Could you copy out the material word for word, from its very first line through the line containing "The taut steel cable 80 is at (67, 307).", including that line?

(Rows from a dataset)
↓
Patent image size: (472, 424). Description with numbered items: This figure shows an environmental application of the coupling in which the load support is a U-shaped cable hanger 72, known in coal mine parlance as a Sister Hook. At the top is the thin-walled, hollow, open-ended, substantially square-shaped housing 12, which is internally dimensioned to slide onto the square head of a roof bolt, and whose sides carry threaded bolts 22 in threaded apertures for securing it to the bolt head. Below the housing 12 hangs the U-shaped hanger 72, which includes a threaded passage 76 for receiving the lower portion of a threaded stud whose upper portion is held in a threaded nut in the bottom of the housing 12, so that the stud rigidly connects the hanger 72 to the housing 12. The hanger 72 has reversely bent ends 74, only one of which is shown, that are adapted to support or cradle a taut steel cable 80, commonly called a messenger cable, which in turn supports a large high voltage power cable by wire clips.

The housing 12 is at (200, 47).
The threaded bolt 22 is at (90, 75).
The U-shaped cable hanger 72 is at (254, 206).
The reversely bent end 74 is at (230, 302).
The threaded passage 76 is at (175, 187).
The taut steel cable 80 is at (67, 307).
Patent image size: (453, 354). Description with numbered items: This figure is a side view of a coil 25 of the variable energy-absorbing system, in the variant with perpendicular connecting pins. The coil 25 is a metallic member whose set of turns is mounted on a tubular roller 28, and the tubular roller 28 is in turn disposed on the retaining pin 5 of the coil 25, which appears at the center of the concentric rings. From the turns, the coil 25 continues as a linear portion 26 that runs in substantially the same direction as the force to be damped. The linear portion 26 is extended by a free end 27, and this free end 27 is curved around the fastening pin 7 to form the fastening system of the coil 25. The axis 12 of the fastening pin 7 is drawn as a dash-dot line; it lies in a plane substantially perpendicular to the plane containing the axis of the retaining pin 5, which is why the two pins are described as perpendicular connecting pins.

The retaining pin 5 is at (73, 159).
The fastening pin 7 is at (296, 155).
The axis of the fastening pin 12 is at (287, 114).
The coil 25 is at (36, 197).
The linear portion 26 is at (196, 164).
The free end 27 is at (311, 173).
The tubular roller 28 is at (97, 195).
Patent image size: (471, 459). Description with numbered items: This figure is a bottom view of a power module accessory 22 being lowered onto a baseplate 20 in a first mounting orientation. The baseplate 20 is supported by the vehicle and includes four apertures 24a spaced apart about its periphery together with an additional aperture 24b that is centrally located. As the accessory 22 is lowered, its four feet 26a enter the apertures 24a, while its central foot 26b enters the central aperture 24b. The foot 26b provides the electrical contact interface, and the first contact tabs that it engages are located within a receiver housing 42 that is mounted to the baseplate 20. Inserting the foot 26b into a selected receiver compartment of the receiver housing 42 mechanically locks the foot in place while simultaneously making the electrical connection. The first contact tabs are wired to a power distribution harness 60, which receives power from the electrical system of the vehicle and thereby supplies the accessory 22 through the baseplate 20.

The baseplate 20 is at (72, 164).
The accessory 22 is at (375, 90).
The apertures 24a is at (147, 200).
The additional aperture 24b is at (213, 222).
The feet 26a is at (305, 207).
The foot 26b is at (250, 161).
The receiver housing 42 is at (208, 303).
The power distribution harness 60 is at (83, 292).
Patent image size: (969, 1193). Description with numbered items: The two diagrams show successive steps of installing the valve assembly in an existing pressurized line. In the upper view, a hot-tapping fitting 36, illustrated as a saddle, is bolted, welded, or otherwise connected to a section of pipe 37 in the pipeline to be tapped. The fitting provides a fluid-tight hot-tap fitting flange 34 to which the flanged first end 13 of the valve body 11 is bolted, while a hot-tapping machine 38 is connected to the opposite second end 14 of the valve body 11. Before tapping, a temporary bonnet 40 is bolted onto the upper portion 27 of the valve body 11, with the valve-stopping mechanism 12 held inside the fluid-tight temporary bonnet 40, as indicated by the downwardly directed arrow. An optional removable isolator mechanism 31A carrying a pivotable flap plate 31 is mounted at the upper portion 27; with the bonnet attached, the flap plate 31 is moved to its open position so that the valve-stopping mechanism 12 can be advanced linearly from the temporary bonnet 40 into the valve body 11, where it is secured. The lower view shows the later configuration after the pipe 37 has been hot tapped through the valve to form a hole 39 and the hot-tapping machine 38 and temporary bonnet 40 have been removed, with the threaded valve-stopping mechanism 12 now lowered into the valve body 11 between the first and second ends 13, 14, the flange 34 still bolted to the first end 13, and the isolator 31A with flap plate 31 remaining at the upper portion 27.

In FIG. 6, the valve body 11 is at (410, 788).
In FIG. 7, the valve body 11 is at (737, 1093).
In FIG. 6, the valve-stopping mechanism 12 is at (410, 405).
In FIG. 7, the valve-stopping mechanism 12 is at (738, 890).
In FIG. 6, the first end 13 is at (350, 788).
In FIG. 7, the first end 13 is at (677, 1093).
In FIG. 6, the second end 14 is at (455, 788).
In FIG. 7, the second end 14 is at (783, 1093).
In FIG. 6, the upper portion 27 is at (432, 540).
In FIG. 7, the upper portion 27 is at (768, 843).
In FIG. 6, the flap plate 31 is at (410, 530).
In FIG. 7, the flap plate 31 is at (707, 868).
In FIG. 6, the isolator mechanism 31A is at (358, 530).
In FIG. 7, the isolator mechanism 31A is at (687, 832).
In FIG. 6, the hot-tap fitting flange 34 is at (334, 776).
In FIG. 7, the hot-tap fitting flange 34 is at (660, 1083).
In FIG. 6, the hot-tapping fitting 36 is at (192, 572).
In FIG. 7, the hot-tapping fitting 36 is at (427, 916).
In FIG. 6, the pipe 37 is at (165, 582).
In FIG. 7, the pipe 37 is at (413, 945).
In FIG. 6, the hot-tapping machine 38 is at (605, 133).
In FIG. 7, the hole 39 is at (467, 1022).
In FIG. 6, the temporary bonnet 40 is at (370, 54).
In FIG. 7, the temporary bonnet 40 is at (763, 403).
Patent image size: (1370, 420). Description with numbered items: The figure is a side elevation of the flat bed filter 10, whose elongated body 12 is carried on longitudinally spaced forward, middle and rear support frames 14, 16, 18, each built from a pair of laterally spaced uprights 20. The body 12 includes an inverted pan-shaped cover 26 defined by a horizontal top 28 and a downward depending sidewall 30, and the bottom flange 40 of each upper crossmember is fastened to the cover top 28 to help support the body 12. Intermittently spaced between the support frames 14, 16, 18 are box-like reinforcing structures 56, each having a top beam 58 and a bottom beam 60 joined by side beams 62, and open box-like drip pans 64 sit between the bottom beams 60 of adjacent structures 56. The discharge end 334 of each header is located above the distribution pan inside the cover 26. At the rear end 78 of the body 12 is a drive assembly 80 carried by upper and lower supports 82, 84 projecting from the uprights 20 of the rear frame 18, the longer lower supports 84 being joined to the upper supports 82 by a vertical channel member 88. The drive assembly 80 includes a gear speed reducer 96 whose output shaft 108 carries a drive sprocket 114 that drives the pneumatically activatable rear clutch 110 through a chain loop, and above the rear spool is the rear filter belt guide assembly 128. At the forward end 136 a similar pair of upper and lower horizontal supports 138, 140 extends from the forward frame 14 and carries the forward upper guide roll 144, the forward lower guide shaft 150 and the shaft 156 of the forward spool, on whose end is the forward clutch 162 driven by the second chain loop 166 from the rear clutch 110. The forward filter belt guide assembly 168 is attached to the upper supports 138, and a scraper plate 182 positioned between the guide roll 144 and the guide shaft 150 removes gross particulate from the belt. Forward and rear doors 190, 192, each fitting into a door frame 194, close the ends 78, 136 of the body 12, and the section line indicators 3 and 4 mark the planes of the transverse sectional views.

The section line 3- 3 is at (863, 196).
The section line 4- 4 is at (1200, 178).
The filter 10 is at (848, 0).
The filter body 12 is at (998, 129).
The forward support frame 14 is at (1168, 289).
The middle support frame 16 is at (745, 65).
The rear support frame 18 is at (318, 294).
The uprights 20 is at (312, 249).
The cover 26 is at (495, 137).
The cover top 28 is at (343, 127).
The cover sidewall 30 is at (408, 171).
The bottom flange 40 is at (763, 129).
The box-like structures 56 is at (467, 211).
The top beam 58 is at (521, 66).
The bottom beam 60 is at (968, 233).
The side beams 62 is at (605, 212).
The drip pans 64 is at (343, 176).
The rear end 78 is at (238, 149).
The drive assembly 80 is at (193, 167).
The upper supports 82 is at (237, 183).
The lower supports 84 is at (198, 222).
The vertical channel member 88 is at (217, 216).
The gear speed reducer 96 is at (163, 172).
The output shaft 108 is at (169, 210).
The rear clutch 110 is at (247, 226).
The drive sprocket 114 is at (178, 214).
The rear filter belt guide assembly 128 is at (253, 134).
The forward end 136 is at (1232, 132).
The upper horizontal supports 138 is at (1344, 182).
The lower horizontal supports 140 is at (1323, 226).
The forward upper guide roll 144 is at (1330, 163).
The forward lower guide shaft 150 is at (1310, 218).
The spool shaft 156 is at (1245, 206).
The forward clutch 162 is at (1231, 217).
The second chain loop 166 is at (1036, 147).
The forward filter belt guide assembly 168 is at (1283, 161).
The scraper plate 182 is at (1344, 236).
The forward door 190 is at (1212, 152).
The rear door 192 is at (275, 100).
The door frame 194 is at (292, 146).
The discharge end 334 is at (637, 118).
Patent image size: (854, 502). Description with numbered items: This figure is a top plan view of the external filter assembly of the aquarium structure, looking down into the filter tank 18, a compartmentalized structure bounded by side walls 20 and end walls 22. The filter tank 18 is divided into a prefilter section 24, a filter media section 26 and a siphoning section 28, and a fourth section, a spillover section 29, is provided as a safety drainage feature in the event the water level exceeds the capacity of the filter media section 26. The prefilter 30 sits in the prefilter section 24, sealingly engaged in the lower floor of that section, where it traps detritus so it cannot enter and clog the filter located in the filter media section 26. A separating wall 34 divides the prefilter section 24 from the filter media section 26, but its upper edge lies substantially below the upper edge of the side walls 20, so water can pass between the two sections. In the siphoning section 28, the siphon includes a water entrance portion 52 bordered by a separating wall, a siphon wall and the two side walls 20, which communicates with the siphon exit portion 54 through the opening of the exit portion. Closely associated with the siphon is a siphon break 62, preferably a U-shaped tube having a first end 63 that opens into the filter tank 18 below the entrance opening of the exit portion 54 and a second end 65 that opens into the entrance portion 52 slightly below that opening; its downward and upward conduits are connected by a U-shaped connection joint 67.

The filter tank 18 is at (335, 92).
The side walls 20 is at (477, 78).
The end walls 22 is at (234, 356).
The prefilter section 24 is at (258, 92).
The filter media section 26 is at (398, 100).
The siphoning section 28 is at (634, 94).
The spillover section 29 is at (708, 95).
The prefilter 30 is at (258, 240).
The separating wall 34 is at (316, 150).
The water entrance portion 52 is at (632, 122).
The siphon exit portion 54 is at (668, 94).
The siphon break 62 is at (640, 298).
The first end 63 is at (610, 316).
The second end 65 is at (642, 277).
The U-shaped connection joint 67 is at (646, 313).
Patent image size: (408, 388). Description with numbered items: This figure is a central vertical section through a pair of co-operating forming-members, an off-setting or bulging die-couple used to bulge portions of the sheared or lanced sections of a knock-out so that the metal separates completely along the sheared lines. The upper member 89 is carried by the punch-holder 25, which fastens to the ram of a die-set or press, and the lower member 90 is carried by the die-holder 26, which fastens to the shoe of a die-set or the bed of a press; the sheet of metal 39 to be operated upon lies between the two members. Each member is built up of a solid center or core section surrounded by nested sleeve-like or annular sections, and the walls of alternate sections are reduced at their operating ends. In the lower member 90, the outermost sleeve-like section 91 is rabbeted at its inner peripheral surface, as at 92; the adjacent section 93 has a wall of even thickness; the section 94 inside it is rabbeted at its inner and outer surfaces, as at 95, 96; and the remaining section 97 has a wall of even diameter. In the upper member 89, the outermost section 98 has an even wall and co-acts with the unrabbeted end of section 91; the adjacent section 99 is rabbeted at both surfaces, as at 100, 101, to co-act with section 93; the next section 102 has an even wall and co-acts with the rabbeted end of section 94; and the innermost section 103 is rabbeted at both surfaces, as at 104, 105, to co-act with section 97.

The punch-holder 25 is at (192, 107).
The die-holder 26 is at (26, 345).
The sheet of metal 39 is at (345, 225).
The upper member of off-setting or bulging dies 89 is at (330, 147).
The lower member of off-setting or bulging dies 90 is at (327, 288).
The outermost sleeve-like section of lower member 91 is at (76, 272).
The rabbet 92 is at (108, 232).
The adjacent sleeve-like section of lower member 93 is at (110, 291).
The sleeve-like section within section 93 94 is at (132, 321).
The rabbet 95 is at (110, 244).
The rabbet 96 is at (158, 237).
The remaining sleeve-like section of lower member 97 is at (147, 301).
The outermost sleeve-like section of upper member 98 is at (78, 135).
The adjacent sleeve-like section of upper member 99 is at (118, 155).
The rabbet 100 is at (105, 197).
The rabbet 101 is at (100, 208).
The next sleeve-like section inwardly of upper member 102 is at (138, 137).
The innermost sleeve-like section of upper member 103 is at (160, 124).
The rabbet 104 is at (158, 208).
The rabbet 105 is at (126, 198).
↑
- _CORRECT OUTPUT_
Patent image size: (472, 424). Description with numbered items: This figure shows an environmental application of the coupling in which the load support is a U-shaped cable hanger 72, known in coal mine parlance as a Sister Hook. At the top is the thin-walled, hollow, open-ended, substantially square-shaped housing 12, which is internally dimensioned to slide onto the square head of a roof bolt, and whose sides carry threaded bolts 22 in threaded apertures for securing it to the bolt head. Below the housing 12 hangs the U-shaped hanger 72, which includes a threaded passage 76 for receiving the lower portion of a threaded stud whose upper portion is held in a threaded nut in the bottom of the housing 12, so that the stud rigidly connects the hanger 72 to the housing 12. The hanger 72 has reversely bent ends 74, only one of which is shown, that are adapted to support or cradle a taut steel cable 80, commonly called a messenger cable, which in turn supports a large high voltage power cable by wire clips.

The housing 12 is at (200, 47).
The threaded bolt 22 is at (90, 75).
The U-shaped cable hanger 72 is at (254, 206).
The reversely bent end 74 is at (230, 302).
The threaded passage 76 is at (175, 187).
The taut steel cable 80 is at (67, 307).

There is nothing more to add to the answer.